- [Textauszug]
>>>>

Emmanuelle Pirotte - Heute leben wir / Today we live / La petite fille et le SS

  • Klappentext:
    EIN SS-OFFIZIER RETTET JÜDISCHES MÄDCHEN: Renée ist 6 oder 7, ganz genau weiß sie es nicht. Als elternloses jüdisches Mädchen wird sie im letzten Kriegswinter vor den Deutschen versteckt – bei den Nonnen, dem Pfarrer, den Bauern in den Ardennen. Bis sie dem SS-Offizier Matthias in die Hände fällt. Er verschwindet mit ihr im Wald, um sie zu erschießen, aber plötzlich nimmt alles einen ganz anderen Lauf. Dieses Mädchen mit den dunklen Augen wird Matthias Leben für immer verändern.


    Zum Buch:
    Der Schutzumschlag ist glänzend und fällt durch den leuchtend roten Schriftzug des Titels direkt auf. Das kleine Mädchen zeigt sich nur zum Teil und hat wunderschöne Augen, aber mit einem traurigen und ängstlichen Blick. Eine ansprechende Gestaltung, die erahnen lässt, dass sich hier eine dramatische Geschichte hinter den Buchdeckeln versteckt.

<<<<

Datensätze zur Bereichsannotation
>>>>

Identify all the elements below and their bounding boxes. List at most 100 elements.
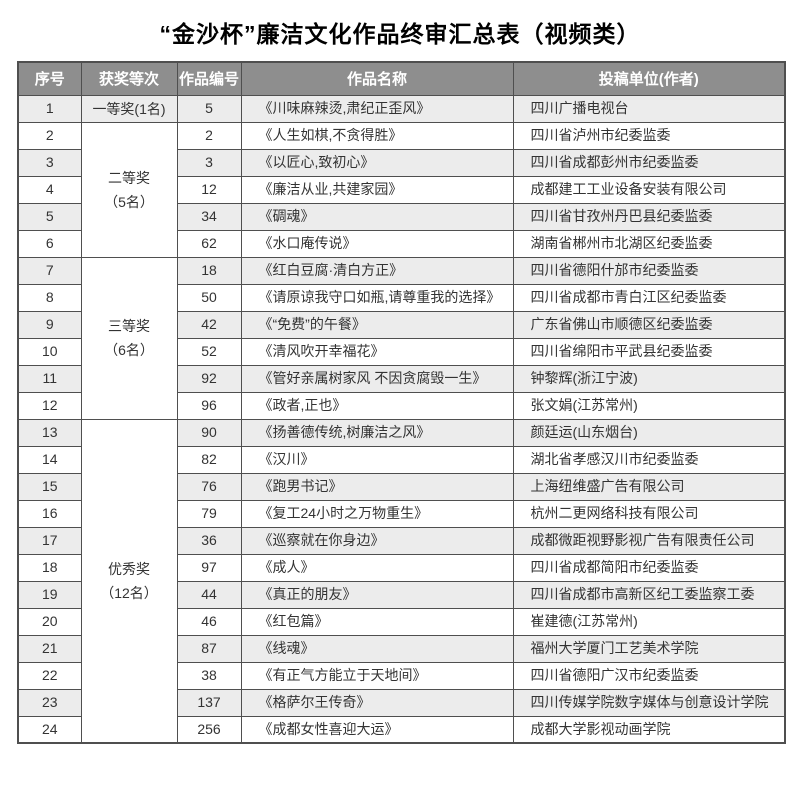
table-row: 4 12 《廉洁从业,共建家园》 成都建工工业设备安装有限公司 [17,175,786,204]
table-row: 10 52 《清风吹开幸福花》 四川省绵阳市平武县纪委监委 [17,337,786,366]
cell-work-number: 50 [176,283,242,312]
cell-serial-number: 13 [17,418,82,447]
table-row: 3 3 《以匠心,致初心》 四川省成都彭州市纪委监委 [17,148,786,177]
table-row: 16 79 《复工24小时之万物重生》 杭州二更网络科技有限公司 [17,499,786,528]
cell-submitting-unit: 杭州二更网络科技有限公司 [512,499,786,528]
cell-work-number: 87 [176,634,242,663]
cell-serial-number: 21 [17,634,82,663]
cell-work-number: 52 [176,337,242,366]
award-level-line: 优秀奖 [108,560,150,577]
cell-serial-number: 11 [17,364,82,393]
cell-work-title: 《以匠心,致初心》 [240,148,514,177]
cell-work-number: 96 [176,391,242,420]
cell-serial-number: 19 [17,580,82,609]
cell-work-number: 62 [176,229,242,258]
cell-serial-number: 9 [17,310,82,339]
cell-award-level: 三等奖 （6名） [80,256,178,420]
cell-award-level: 二等奖 （5名） [80,121,178,258]
column-header-unit: 投稿单位(作者) [512,61,786,96]
cell-work-number: 3 [176,148,242,177]
award-level-line: 三等奖 [108,318,150,334]
cell-submitting-unit: 张文娟(江苏常州) [512,391,786,420]
table-header-row: 序号 获奖等次 作品编号 作品名称 投稿单位(作者) [17,61,786,96]
cell-serial-number: 20 [17,607,82,636]
cell-submitting-unit: 福州大学厦门工艺美术学院 [512,634,786,663]
cell-serial-number: 16 [17,499,82,528]
cell-work-number: 92 [176,364,242,393]
cell-serial-number: 24 [17,715,82,744]
cell-serial-number: 3 [17,148,82,177]
cell-serial-number: 6 [17,229,82,258]
table-row: 15 76 《跑男书记》 上海纽维盛广告有限公司 [17,472,786,501]
cell-submitting-unit: 四川省绵阳市平武县纪委监委 [512,337,786,366]
cell-submitting-unit: 四川省甘孜州丹巴县纪委监委 [512,202,786,231]
cell-submitting-unit: 四川省成都市青白江区纪委监委 [512,283,786,312]
cell-submitting-unit: 广东省佛山市顺德区纪委监委 [512,310,786,339]
cell-work-number: 137 [176,688,242,717]
column-header-work-number: 作品编号 [176,61,242,96]
cell-work-number: 5 [176,94,242,123]
cell-work-title: 《管好亲属树家风 不因贪腐毁一生》 [240,364,514,393]
cell-serial-number: 18 [17,553,82,582]
cell-work-number: 256 [176,715,242,744]
cell-serial-number: 4 [17,175,82,204]
cell-submitting-unit: 四川传媒学院数字媒体与创意设计学院 [512,688,786,717]
cell-serial-number: 15 [17,472,82,501]
cell-work-title: 《线魂》 [240,634,514,663]
award-level-line: （6名） [104,342,154,358]
cell-submitting-unit: 湖南省郴州市北湖区纪委监委 [512,229,786,258]
cell-serial-number: 10 [17,337,82,366]
cell-work-title: 《水口庵传说》 [240,229,514,258]
cell-work-title: 《成都女性喜迎大运》 [240,715,514,744]
cell-work-number: 79 [176,499,242,528]
cell-submitting-unit: 成都大学影视动画学院 [512,715,786,744]
table-row: 17 36 《巡察就在你身边》 成都微距视野影视广告有限责任公司 [17,526,786,555]
cell-work-number: 36 [176,526,242,555]
cell-submitting-unit: 四川省成都市高新区纪工委监察工委 [512,580,786,609]
cell-submitting-unit: 四川省德阳什邡市纪委监委 [512,256,786,285]
cell-serial-number: 2 [17,121,82,150]
cell-submitting-unit: 崔建德(江苏常州) [512,607,786,636]
cell-work-title: 《真正的朋友》 [240,580,514,609]
cell-submitting-unit: 湖北省孝感汉川市纪委监委 [512,445,786,474]
cell-work-title: 《红包篇》 [240,607,514,636]
cell-serial-number: 5 [17,202,82,231]
table-row: 8 50 《请原谅我守口如瓶,请尊重我的选择》 四川省成都市青白江区纪委监委 [17,283,786,312]
cell-submitting-unit: 四川省泸州市纪委监委 [512,121,786,150]
table-row: 7 三等奖 （6名） 18 《红白豆腐·清白方正》 四川省德阳什邡市纪委监委 [17,256,786,420]
cell-submitting-unit: 钟黎辉(浙江宁波) [512,364,786,393]
table-row: 20 46 《红包篇》 崔建德(江苏常州) [17,607,786,636]
cell-serial-number: 8 [17,283,82,312]
cell-serial-number: 1 [17,94,82,123]
cell-work-title: 《跑男书记》 [240,472,514,501]
table-row: 2 二等奖 （5名） 2 《人生如棋,不贪得胜》 四川省泸州市纪委监委 [17,121,786,258]
table-row: 24 256 《成都女性喜迎大运》 成都大学影视动画学院 [17,715,786,744]
cell-work-title: 《汉川》 [240,445,514,474]
table-row: 13 优秀奖 （12名） 90 《扬善德传统,树廉洁之风》 颜廷运(山东烟台) [17,418,786,744]
cell-award-level: 一等奖(1名) [80,94,178,123]
cell-work-number: 44 [176,580,242,609]
cell-work-title: 《巡察就在你身边》 [240,526,514,555]
cell-work-title: 《“免费”的午餐》 [240,310,514,339]
cell-submitting-unit: 四川省成都简阳市纪委监委 [512,553,786,582]
cell-serial-number: 7 [17,256,82,285]
cell-work-number: 97 [176,553,242,582]
cell-work-title: 《廉洁从业,共建家园》 [240,175,514,204]
cell-serial-number: 23 [17,688,82,717]
cell-work-number: 38 [176,661,242,690]
cell-work-title: 《格萨尔王传奇》 [240,688,514,717]
cell-submitting-unit: 四川省德阳广汉市纪委监委 [512,661,786,690]
cell-serial-number: 14 [17,445,82,474]
award-level-line: （12名） [100,584,158,601]
cell-work-title: 《清风吹开幸福花》 [240,337,514,366]
cell-work-number: 42 [176,310,242,339]
cell-work-number: 82 [176,445,242,474]
cell-award-level: 优秀奖 （12名） [80,418,178,744]
cell-submitting-unit: 上海纽维盛广告有限公司 [512,472,786,501]
table-row: 22 38 《有正气方能立于天地间》 四川省德阳广汉市纪委监委 [17,661,786,690]
cell-serial-number: 22 [17,661,82,690]
cell-work-number: 2 [176,121,242,150]
cell-work-title: 《请原谅我守口如瓶,请尊重我的选择》 [240,283,514,312]
cell-submitting-unit: 颜廷运(山东烟台) [512,418,786,447]
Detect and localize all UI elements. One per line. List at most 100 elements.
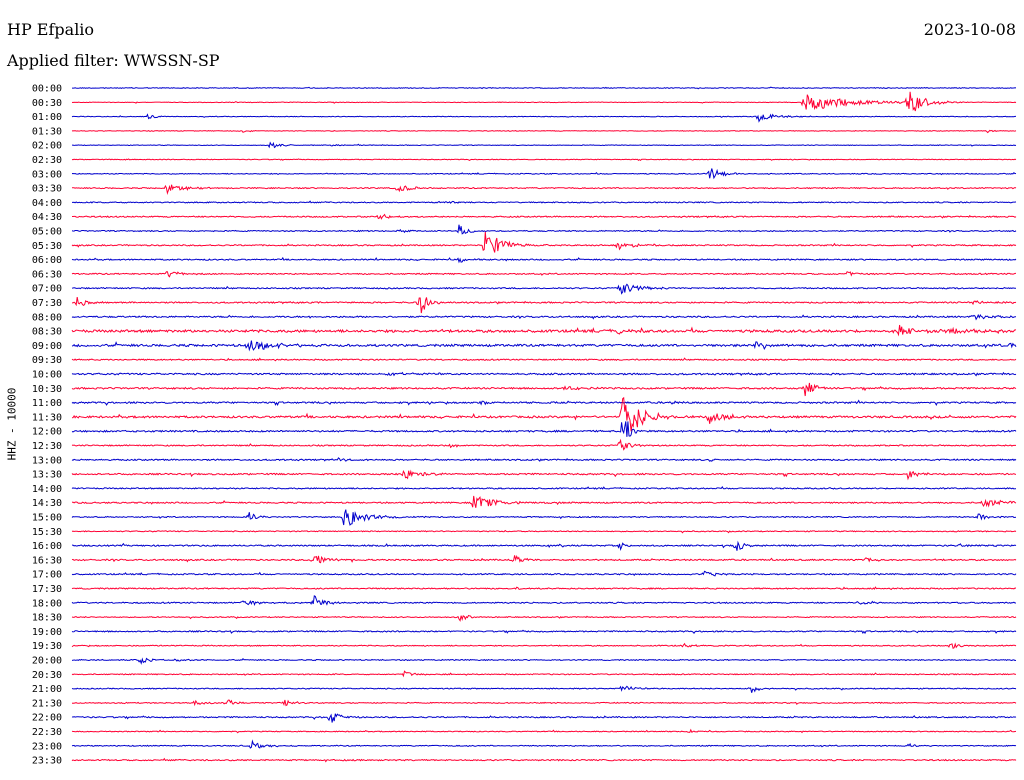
time-tick-label: 05:30	[32, 241, 62, 252]
trace-line	[71, 670, 1017, 678]
time-tick-label: 07:00	[32, 284, 62, 295]
time-tick-label: 15:00	[32, 513, 62, 524]
time-tick-label: 17:30	[32, 584, 62, 595]
time-tick-label: 17:00	[32, 570, 62, 581]
time-tick-label: 10:30	[32, 384, 62, 395]
trace-line	[72, 141, 1017, 149]
trace-line	[71, 271, 1016, 278]
time-tick-label: 23:30	[32, 756, 62, 767]
time-tick-label: 12:30	[32, 441, 62, 452]
time-tick-label: 18:00	[32, 598, 62, 609]
trace-line	[71, 757, 1017, 763]
time-tick-label: 18:30	[32, 613, 62, 624]
time-tick-label: 20:00	[32, 656, 62, 667]
time-tick-label: 23:00	[32, 741, 62, 752]
trace-line	[71, 595, 1016, 606]
trace-line	[71, 629, 1017, 635]
time-tick-label: 19:00	[32, 627, 62, 638]
trace-line	[71, 371, 1017, 377]
trace-line	[72, 86, 1017, 90]
time-tick-label: 00:30	[32, 98, 62, 109]
time-tick-label: 03:00	[32, 169, 62, 180]
time-tick-label: 08:30	[32, 327, 62, 338]
time-tick-label: 14:00	[32, 484, 62, 495]
trace-line	[71, 554, 1017, 564]
trace-line	[71, 113, 1016, 123]
trace-line	[71, 699, 1017, 707]
trace-line	[71, 313, 1017, 321]
trace-line	[71, 685, 1017, 693]
trace-line	[71, 91, 1017, 112]
trace-line	[72, 540, 1017, 552]
trace-line	[71, 642, 1017, 650]
time-tick-label: 06:00	[32, 255, 62, 266]
trace-line	[72, 213, 1017, 220]
filter-label: Applied filter: WWSSN-SP	[7, 51, 220, 70]
trace-line	[71, 438, 1016, 451]
time-tick-label: 22:30	[32, 727, 62, 738]
trace-line	[71, 457, 1017, 462]
time-tick-label: 19:30	[32, 641, 62, 652]
trace-line	[71, 283, 1017, 295]
station-name: HP Efpalio	[7, 20, 95, 39]
trace-line	[71, 168, 1017, 180]
time-tick-label: 01:30	[32, 126, 62, 137]
time-tick-label: 16:00	[32, 541, 62, 552]
trace-line	[71, 509, 1017, 526]
time-tick-label: 09:30	[32, 355, 62, 366]
trace-line	[71, 357, 1017, 362]
time-tick-label: 15:30	[32, 527, 62, 538]
time-tick-label: 21:30	[32, 698, 62, 709]
trace-line	[71, 728, 1017, 734]
time-tick-label: 09:00	[32, 341, 62, 352]
trace-line	[71, 586, 1017, 591]
trace-line	[72, 297, 1017, 314]
time-tick-label: 03:30	[32, 184, 62, 195]
time-tick-label: 20:30	[32, 670, 62, 681]
trace-line	[72, 200, 1017, 204]
time-tick-label: 01:00	[32, 112, 62, 123]
time-tick-label: 11:30	[32, 412, 62, 423]
time-tick-label: 14:30	[32, 498, 62, 509]
time-tick-label: 05:00	[32, 227, 62, 238]
trace-line	[71, 421, 1017, 437]
trace-line	[71, 739, 1017, 749]
trace-line	[71, 399, 1017, 406]
time-tick-label: 22:00	[32, 713, 62, 724]
time-tick-label: 13:30	[32, 470, 62, 481]
trace-line	[71, 382, 1017, 397]
trace-line	[71, 231, 1017, 253]
trace-line	[71, 340, 1017, 352]
trace-line	[71, 485, 1017, 490]
trace-line	[71, 529, 1017, 534]
trace-line	[71, 324, 1017, 337]
trace-line	[71, 224, 1017, 235]
time-tick-label: 04:00	[32, 198, 62, 209]
time-tick-label: 13:00	[32, 455, 62, 466]
time-tick-label: 06:30	[32, 269, 62, 280]
trace-line	[71, 129, 1017, 134]
trace-line	[71, 713, 1017, 723]
trace-line	[71, 495, 1017, 508]
time-tick-label: 11:00	[32, 398, 62, 409]
trace-line	[71, 469, 1017, 481]
time-tick-label: 21:00	[32, 684, 62, 695]
time-tick-label: 16:30	[32, 555, 62, 566]
trace-line	[71, 256, 1017, 264]
time-tick-label: 02:00	[32, 141, 62, 152]
time-tick-label: 07:30	[32, 298, 62, 309]
time-tick-label: 00:00	[32, 84, 62, 95]
time-tick-label: 12:00	[32, 427, 62, 438]
plot-date: 2023-10-08	[923, 20, 1016, 39]
time-tick-label: 08:00	[32, 312, 62, 323]
trace-line	[71, 570, 1017, 577]
trace-line	[71, 614, 1017, 622]
time-tick-label: 10:00	[32, 370, 62, 381]
trace-line	[71, 396, 1017, 432]
trace-line	[71, 657, 1017, 665]
trace-line	[71, 184, 1017, 196]
time-tick-label: 02:30	[32, 155, 62, 166]
trace-line	[71, 158, 1017, 162]
time-tick-label: 04:30	[32, 212, 62, 223]
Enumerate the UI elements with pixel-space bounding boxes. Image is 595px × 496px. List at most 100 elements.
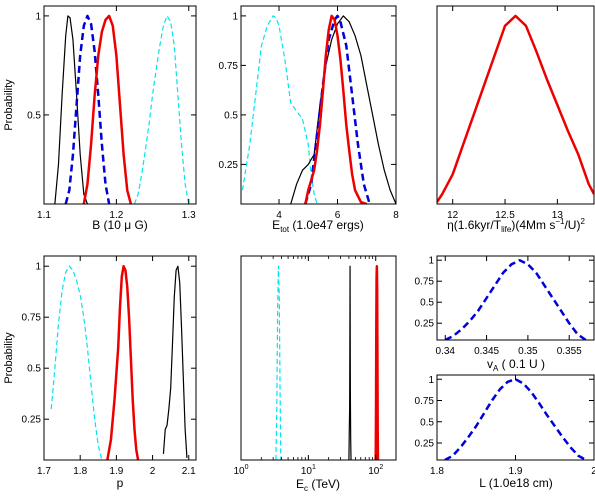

<<<<

- [Aufgabenstellung]
Nenne alle, bei denen Renée laut dem Klappentext der Buchvorstellung vor den Deutschen versteckt wird.

- [Ergebnis]
- die Nonnen
- der Pfarrer
- die Bauern in den Ardennen